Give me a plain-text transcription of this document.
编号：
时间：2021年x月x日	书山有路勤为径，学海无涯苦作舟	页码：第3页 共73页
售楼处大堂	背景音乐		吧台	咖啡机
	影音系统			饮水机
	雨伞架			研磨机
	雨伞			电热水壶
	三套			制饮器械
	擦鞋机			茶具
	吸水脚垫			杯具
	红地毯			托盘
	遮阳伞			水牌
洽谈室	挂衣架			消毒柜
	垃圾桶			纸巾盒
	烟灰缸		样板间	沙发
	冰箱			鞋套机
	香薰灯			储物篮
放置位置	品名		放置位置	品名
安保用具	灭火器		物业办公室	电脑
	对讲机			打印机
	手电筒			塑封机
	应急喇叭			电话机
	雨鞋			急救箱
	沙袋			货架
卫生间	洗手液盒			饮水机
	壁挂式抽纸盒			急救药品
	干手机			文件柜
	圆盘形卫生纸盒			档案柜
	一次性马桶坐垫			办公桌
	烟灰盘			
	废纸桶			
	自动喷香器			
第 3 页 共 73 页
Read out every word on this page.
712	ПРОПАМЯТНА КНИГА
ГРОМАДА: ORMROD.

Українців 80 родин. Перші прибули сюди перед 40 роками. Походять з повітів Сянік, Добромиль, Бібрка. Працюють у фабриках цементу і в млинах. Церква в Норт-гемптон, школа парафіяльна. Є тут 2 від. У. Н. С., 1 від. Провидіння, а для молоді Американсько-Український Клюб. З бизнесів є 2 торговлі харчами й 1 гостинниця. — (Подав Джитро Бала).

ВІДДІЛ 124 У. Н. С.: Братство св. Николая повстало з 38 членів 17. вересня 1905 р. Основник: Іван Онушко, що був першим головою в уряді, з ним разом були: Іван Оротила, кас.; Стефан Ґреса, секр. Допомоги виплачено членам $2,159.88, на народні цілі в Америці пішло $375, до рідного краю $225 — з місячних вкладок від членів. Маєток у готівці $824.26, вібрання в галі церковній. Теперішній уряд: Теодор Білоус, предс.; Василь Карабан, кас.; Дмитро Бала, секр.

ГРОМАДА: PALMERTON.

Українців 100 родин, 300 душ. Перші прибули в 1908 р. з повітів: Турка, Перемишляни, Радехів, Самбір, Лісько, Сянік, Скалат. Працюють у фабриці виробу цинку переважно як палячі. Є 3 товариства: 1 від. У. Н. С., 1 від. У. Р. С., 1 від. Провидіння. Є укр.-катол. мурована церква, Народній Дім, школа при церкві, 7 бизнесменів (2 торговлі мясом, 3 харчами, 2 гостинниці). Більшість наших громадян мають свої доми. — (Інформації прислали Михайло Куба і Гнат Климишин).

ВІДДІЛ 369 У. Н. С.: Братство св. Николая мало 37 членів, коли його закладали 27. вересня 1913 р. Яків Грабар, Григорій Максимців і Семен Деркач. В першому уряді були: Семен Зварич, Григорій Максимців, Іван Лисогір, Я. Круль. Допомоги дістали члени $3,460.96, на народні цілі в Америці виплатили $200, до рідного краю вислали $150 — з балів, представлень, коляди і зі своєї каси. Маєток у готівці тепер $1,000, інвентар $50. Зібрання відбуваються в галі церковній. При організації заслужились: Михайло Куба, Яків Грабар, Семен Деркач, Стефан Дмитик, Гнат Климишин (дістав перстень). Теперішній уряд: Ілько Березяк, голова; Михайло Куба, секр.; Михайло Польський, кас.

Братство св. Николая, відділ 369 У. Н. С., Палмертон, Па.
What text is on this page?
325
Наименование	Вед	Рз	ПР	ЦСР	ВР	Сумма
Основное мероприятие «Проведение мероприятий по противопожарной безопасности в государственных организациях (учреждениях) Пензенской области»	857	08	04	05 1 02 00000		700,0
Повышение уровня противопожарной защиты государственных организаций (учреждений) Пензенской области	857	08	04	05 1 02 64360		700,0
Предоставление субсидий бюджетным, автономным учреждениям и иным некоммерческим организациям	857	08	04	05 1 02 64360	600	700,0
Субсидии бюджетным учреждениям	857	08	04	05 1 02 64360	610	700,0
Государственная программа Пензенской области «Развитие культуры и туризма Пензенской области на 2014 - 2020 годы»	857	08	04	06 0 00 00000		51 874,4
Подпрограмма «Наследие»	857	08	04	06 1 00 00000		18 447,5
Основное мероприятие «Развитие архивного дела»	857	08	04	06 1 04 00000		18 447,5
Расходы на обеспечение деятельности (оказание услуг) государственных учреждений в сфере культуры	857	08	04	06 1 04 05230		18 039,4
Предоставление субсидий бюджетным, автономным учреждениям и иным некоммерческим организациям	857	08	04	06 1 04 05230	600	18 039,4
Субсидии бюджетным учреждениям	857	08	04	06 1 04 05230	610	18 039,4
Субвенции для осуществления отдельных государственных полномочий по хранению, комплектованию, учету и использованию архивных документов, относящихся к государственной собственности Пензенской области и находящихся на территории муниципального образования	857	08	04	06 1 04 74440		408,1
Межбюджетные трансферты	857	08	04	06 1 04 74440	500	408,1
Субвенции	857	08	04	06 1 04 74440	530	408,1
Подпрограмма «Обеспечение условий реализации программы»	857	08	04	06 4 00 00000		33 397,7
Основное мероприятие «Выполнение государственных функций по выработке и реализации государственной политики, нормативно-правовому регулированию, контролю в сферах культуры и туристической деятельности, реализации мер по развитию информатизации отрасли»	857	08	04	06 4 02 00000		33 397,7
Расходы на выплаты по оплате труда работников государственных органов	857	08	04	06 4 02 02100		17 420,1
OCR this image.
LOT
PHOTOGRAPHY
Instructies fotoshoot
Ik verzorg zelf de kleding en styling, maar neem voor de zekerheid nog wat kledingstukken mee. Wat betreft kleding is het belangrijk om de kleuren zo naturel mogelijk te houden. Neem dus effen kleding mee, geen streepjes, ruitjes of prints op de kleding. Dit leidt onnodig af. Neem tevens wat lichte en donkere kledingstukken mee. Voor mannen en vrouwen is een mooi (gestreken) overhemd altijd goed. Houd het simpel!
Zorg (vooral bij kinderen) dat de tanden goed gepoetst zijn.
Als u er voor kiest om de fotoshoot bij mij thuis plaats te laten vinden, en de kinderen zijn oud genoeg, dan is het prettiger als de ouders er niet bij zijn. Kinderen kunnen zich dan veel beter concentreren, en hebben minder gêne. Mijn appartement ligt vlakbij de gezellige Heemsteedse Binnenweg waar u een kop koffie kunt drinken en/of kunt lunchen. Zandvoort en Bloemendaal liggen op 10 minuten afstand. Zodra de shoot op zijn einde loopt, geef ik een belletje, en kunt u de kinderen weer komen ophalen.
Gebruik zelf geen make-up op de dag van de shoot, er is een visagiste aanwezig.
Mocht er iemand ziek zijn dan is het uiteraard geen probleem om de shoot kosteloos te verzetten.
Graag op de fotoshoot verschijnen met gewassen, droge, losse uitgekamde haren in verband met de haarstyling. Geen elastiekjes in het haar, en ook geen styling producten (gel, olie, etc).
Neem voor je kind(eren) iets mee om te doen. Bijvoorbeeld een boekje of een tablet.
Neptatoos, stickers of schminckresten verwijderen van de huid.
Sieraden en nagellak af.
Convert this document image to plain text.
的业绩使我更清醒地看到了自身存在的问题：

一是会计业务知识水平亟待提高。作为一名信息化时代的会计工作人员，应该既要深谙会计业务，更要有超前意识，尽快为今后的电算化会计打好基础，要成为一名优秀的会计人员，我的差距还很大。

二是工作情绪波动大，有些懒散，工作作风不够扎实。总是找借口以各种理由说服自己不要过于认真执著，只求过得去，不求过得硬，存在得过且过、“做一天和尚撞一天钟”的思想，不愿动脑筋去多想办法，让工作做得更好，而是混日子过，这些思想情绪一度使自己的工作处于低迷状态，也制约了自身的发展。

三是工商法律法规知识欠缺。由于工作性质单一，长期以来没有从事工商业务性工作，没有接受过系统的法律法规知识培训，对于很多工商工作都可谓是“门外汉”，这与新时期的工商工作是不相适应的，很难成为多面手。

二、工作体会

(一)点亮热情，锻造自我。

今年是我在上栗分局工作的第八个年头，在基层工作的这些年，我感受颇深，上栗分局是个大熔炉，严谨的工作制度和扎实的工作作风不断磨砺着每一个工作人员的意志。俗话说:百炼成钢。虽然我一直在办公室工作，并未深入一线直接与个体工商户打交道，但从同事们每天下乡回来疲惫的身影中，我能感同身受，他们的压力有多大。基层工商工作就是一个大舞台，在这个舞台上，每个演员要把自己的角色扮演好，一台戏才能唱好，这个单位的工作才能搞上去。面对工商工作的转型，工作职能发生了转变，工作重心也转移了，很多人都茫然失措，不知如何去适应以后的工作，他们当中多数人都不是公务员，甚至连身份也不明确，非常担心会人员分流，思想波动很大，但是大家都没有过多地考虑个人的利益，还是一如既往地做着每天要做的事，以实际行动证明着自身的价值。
◇ ◇ ◇
(WHAT YOU ARE ASKED TO DO) Give only the count of lines in the data that include the string "уряді".

(PROBLEM SOLUTION) 2